== DIRECTIONS FOR THIS TASK ==
Read the listing below and copy out every line that holds "name".

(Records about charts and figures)
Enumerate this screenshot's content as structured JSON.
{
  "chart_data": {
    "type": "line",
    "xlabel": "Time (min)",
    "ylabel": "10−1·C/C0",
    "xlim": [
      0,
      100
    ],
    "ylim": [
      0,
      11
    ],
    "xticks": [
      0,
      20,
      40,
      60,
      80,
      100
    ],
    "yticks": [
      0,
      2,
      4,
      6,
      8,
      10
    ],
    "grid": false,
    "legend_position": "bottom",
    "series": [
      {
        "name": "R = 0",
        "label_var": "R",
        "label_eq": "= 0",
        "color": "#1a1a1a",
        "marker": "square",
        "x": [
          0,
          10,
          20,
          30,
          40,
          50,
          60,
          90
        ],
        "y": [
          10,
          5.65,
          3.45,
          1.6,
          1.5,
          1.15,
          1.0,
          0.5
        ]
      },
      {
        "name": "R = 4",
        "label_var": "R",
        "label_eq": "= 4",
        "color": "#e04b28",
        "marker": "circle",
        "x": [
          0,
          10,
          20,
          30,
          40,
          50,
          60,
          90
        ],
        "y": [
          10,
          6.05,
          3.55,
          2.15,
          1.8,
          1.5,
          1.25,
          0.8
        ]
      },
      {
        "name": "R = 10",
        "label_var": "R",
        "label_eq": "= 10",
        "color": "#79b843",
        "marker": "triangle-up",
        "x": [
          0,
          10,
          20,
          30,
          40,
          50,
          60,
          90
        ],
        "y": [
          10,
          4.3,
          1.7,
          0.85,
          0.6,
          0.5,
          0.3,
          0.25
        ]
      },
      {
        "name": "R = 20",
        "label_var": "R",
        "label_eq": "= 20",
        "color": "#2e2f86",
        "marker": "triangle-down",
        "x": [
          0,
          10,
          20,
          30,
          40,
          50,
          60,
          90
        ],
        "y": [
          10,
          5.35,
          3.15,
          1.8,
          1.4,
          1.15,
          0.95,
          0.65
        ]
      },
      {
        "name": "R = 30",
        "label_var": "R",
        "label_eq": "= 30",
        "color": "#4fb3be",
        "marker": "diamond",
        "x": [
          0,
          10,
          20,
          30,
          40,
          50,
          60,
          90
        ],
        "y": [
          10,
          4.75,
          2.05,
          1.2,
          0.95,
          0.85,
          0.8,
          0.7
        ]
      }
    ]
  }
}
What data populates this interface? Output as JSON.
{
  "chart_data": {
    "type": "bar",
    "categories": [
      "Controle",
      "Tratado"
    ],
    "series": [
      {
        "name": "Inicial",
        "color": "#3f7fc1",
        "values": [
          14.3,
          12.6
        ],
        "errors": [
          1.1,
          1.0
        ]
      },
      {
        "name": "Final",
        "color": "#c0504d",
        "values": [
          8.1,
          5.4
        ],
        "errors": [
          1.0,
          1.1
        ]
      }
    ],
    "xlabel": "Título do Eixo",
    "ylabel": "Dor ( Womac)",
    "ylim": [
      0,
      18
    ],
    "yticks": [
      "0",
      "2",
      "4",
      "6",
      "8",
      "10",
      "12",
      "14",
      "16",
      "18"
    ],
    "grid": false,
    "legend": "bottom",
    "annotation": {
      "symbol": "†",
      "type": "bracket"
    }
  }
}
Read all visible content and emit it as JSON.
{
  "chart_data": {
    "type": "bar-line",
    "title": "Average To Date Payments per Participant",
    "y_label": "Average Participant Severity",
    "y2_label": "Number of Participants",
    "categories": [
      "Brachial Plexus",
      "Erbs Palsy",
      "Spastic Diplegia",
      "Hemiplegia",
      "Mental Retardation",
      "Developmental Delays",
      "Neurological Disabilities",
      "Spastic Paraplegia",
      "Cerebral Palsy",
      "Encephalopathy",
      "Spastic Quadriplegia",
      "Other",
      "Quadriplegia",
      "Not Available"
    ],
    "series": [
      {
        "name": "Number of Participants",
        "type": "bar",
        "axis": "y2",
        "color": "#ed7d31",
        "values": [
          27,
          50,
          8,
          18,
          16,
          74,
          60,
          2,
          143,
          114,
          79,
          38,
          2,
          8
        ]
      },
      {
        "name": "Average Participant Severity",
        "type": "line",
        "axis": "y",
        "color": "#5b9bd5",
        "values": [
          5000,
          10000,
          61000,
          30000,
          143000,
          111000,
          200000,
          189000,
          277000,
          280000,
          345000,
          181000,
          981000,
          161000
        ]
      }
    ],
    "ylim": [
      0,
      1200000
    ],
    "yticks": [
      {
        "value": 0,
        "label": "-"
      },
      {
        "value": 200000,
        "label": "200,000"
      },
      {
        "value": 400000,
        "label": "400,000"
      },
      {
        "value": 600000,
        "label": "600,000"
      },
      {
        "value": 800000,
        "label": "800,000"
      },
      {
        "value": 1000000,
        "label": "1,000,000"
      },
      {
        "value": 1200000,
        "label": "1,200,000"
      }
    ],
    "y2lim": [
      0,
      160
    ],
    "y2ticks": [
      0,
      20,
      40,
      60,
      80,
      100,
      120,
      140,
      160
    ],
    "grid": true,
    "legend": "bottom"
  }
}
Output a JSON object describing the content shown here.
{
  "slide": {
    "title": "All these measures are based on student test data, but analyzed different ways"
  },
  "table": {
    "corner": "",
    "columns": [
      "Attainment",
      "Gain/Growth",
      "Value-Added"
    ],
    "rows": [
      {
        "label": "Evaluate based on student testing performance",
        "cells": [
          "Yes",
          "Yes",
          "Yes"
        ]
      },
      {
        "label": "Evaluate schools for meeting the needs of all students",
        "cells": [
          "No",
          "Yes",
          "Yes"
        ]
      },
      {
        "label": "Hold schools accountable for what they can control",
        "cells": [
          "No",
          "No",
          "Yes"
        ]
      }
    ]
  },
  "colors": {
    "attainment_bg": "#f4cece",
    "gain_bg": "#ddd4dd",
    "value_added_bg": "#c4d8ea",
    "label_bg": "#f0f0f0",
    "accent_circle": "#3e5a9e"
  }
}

== FULL ANSWER ==
        "name": "R = 0",
        "name": "R = 4",
        "name": "R = 10",
        "name": "R = 20",
        "name": "R = 30",
        "name": "Inicial",
        "name": "Final",
        "name": "Number of Participants",
        "name": "Average Participant Severity",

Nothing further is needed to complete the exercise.